Copy out each line containing "bukti" from the entries below.

** start of Dataset entries **

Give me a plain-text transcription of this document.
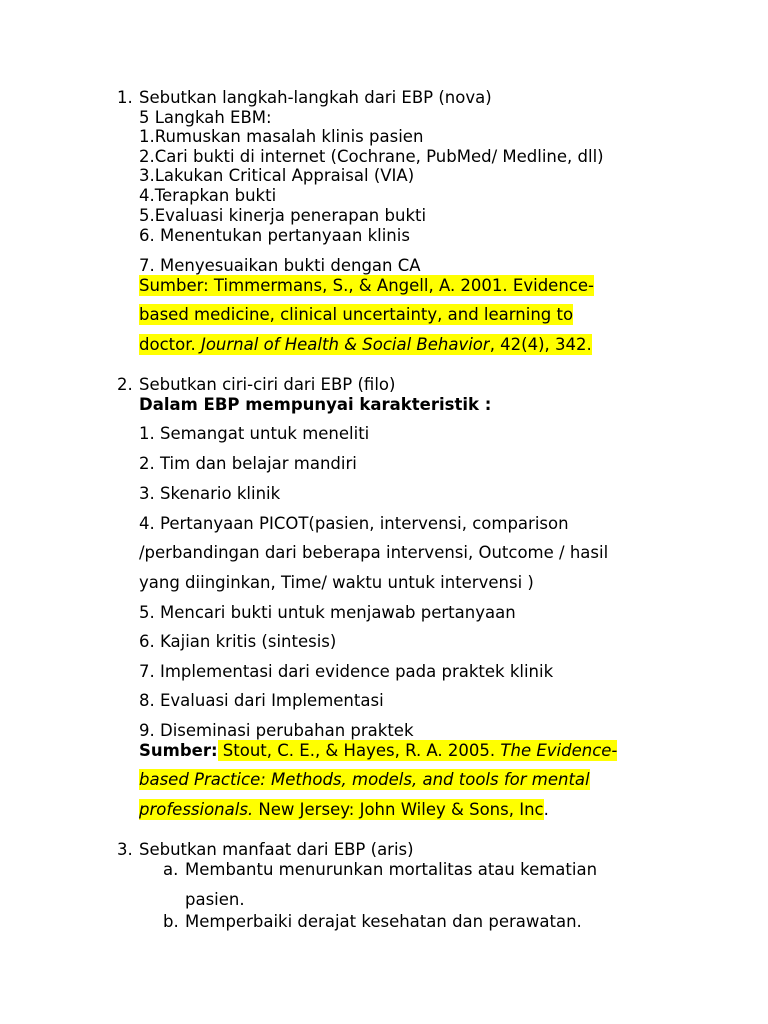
1. Sebutkan langkah-langkah dari EBP (nova)
5 Langkah EBM:
1.Rumuskan masalah klinis pasien
2.Cari bukti di internet (Cochrane, PubMed/ Medline, dll)
3.Lakukan Critical Appraisal (VIA)
4.Terapkan bukti
5.Evaluasi kinerja penerapan bukti
6. Menentukan pertanyaan klinis
7. Menyesuaikan bukti dengan CA
Sumber: Timmermans, S., & Angell, A. 2001. Evidence-
based medicine, clinical uncertainty, and learning to
doctor. Journal of Health & Social Behavior, 42(4), 342.
2. Sebutkan ciri-ciri dari EBP (filo)
Dalam EBP mempunyai karakteristik :
1. Semangat untuk meneliti
2. Tim dan belajar mandiri
3. Skenario klinik
4. Pertanyaan PICOT(pasien, intervensi, comparison
/perbandingan dari beberapa intervensi, Outcome / hasil
yang diinginkan, Time/ waktu untuk intervensi )
5. Mencari bukti untuk menjawab pertanyaan
6. Kajian kritis (sintesis)
7. Implementasi dari evidence pada praktek klinik
8. Evaluasi dari Implementasi
9. Diseminasi perubahan praktek
Sumber: Stout, C. E., & Hayes, R. A. 2005. The Evidence-
based Practice: Methods, models, and tools for mental
professionals. New Jersey: John Wiley & Sons, Inc.
3. Sebutkan manfaat dari EBP (aris)
a. Membantu menurunkan mortalitas atau kematian
pasien.
b. Memperbaiki derajat kesehatan dan perawatan.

** end of Dataset entries **

> **Complete answer**:
2.Cari bukti di internet (Cochrane, PubMed/ Medline, dll)
4.Terapkan bukti
5.Evaluasi kinerja penerapan bukti
7. Menyesuaikan bukti dengan CA
5. Mencari bukti untuk menjawab pertanyaan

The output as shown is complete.